Prompt: Select each line where the word "this" appears.

** Begin **

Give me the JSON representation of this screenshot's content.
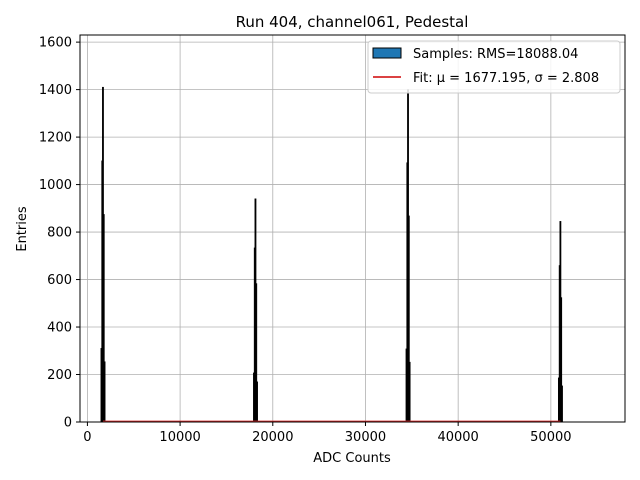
{
  "chart_data": {
    "type": "bar",
    "title": "Run 404, channel061, Pedestal",
    "xlabel": "ADC Counts",
    "ylabel": "Entries",
    "xlim": [
      -800,
      58000
    ],
    "ylim": [
      0,
      1630
    ],
    "xticks": [
      0,
      10000,
      20000,
      30000,
      40000,
      50000
    ],
    "yticks": [
      0,
      200,
      400,
      600,
      800,
      1000,
      1200,
      1400,
      1600
    ],
    "grid": true,
    "legend_position": "top-right",
    "series": [
      {
        "name": "Samples: RMS=18088.04",
        "kind": "histogram",
        "color": "#1f77b4",
        "edge_color": "#000000",
        "peaks": [
          {
            "center": 1677,
            "height": 1410
          },
          {
            "center": 18130,
            "height": 940
          },
          {
            "center": 34590,
            "height": 1400
          },
          {
            "center": 51030,
            "height": 845
          }
        ]
      },
      {
        "name": "Fit: μ = 1677.195, σ = 2.808",
        "kind": "line",
        "color": "#d62728",
        "x": [
          1677,
          51030
        ],
        "y": [
          2,
          2
        ]
      }
    ]
  }
}
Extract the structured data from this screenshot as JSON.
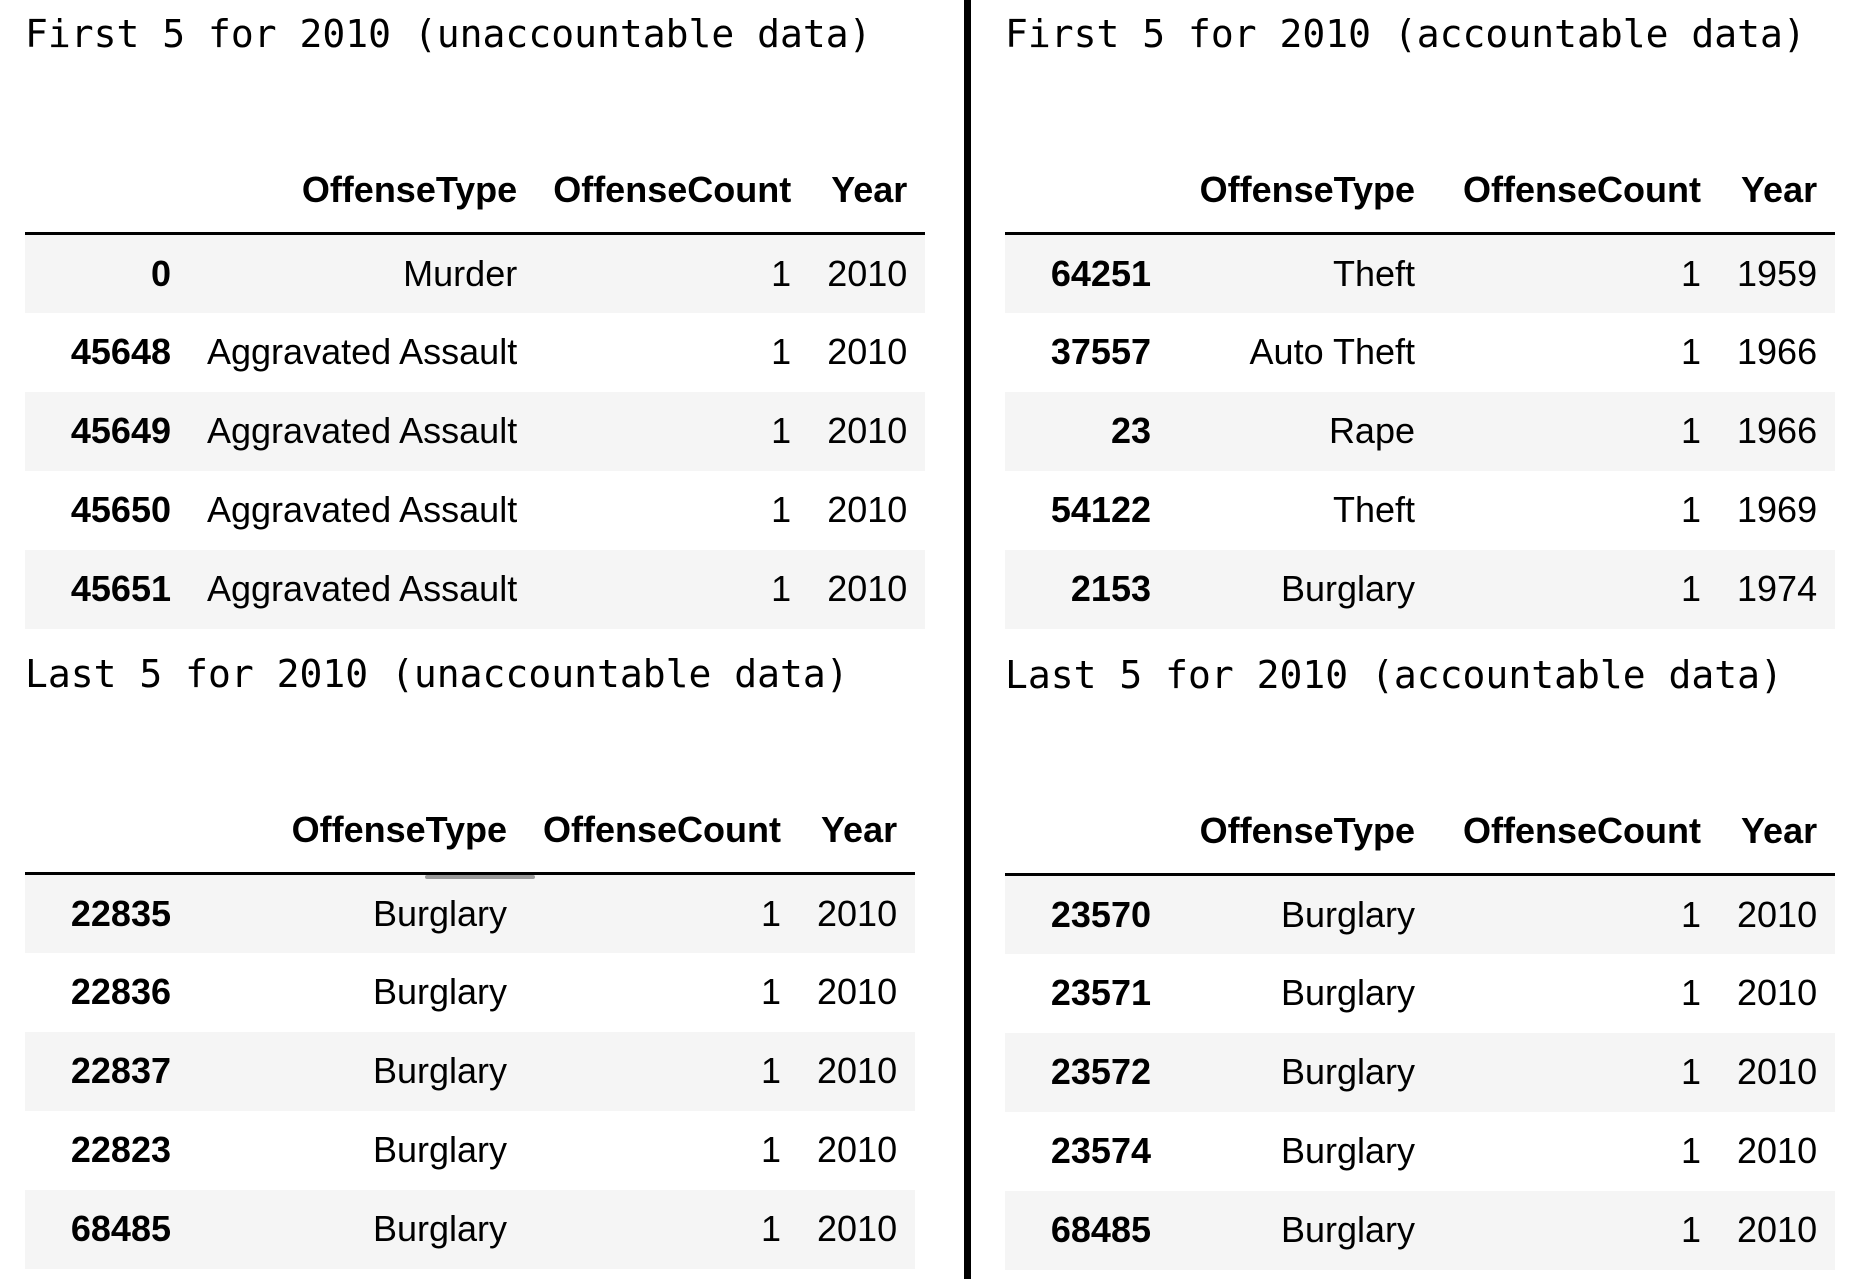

** End **

Reply to the task:
Give me the JSON representation of this screenshot's content.
Extract the structured data from this screenshot as JSON.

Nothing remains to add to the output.